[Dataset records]
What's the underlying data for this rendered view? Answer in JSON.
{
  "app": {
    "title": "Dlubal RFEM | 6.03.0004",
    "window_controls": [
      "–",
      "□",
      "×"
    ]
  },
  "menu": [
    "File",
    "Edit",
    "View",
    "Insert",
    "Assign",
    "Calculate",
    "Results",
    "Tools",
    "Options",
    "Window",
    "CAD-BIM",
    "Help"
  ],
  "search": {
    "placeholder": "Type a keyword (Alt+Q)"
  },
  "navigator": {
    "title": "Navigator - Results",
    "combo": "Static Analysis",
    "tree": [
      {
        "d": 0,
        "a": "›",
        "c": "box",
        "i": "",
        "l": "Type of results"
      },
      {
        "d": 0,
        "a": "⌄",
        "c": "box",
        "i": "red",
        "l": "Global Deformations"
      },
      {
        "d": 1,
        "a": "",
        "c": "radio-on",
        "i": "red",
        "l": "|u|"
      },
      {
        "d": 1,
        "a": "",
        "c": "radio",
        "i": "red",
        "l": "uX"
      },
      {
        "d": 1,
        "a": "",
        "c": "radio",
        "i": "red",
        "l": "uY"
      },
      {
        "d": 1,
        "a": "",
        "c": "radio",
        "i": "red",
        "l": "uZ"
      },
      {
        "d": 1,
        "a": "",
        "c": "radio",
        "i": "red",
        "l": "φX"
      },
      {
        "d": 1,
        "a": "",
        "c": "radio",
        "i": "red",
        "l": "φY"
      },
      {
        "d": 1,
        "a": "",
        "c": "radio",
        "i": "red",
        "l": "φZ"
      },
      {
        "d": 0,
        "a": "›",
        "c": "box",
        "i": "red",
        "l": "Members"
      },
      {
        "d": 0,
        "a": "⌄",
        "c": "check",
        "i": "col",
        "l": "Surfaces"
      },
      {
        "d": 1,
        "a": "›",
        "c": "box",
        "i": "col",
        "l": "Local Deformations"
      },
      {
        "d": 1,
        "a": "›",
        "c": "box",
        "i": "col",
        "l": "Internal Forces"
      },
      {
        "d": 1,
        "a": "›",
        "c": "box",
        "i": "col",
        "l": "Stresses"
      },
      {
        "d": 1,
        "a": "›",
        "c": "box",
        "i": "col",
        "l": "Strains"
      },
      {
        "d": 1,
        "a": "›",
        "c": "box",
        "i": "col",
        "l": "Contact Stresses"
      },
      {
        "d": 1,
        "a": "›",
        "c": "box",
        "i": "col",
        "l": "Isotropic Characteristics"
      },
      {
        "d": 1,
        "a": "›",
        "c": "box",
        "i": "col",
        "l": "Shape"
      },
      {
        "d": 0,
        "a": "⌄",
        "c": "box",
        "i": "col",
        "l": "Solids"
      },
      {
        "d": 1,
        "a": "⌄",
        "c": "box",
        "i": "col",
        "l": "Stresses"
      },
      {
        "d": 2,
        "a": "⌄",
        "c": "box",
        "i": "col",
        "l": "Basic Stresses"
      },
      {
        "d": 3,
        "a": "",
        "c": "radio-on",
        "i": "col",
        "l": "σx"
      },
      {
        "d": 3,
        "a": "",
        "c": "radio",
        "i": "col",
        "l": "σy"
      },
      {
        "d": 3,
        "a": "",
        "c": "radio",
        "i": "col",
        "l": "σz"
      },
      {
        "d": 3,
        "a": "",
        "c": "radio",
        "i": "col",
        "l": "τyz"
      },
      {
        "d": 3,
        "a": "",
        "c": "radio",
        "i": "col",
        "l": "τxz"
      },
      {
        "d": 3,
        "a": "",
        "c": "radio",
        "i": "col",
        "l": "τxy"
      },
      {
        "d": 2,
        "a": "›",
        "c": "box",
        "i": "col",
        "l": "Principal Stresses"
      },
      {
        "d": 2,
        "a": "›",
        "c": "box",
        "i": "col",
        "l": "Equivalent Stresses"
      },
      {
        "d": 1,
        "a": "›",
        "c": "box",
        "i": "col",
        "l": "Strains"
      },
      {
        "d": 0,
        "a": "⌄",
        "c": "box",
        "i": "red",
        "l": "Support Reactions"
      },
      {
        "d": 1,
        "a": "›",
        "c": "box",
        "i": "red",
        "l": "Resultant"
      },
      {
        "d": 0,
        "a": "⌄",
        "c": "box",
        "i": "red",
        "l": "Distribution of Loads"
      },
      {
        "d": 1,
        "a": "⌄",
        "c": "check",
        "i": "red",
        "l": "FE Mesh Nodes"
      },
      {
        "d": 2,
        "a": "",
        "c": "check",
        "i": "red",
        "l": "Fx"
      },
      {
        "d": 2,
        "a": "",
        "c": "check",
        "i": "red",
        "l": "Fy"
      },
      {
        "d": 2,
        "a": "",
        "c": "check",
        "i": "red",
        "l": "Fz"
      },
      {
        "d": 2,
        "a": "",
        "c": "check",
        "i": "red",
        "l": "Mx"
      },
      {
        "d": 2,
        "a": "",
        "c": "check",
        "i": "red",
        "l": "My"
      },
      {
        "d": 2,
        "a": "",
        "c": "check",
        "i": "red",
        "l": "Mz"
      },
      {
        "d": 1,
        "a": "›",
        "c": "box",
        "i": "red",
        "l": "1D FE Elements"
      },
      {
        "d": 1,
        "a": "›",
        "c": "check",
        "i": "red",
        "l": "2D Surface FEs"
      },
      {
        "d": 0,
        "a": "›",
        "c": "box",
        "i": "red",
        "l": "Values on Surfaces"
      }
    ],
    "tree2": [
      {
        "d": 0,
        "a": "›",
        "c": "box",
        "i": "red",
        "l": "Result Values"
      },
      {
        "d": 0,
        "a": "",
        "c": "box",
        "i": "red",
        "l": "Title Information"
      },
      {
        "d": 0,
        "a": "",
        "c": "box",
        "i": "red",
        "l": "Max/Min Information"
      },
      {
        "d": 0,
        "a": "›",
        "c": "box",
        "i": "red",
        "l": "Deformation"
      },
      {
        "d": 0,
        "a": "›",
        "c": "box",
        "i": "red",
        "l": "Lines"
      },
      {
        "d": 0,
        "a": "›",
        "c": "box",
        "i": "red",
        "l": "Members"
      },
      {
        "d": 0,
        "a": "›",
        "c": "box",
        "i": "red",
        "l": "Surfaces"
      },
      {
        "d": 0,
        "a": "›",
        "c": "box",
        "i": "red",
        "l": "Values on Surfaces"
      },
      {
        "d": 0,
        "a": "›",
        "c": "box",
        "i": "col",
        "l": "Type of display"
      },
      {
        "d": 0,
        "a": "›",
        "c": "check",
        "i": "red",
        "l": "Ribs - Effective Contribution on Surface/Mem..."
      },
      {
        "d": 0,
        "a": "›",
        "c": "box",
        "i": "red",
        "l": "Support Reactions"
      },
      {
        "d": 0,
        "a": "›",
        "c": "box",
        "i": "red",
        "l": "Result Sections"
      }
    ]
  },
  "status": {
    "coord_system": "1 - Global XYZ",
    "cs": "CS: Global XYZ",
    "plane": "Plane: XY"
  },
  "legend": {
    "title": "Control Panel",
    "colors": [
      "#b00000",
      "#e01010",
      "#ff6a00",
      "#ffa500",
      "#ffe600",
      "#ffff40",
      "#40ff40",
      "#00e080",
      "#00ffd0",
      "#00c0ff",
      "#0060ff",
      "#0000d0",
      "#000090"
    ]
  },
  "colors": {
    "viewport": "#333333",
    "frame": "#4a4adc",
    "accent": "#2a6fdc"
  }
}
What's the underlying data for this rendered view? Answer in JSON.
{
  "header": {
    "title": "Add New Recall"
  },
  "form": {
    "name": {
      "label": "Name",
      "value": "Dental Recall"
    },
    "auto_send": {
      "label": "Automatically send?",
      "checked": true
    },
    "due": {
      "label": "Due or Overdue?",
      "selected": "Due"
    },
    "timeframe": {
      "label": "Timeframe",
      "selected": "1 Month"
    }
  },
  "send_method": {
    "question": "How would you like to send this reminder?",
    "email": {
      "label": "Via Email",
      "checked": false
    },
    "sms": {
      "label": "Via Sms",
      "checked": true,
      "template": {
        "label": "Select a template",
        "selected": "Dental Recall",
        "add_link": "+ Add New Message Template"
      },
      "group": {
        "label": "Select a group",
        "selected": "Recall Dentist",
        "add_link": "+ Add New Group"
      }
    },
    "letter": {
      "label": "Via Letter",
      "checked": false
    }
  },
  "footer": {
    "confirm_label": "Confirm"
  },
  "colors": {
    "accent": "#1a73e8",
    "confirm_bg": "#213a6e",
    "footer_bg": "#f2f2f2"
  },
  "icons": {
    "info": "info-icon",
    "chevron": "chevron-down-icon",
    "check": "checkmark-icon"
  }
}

Work to be completed: From the listing above, pick out every line containing "Global".

Solution for this exercise:
        "l": "Global Deformations"
    "coord_system": "1 - Global XYZ",
    "cs": "CS: Global XYZ",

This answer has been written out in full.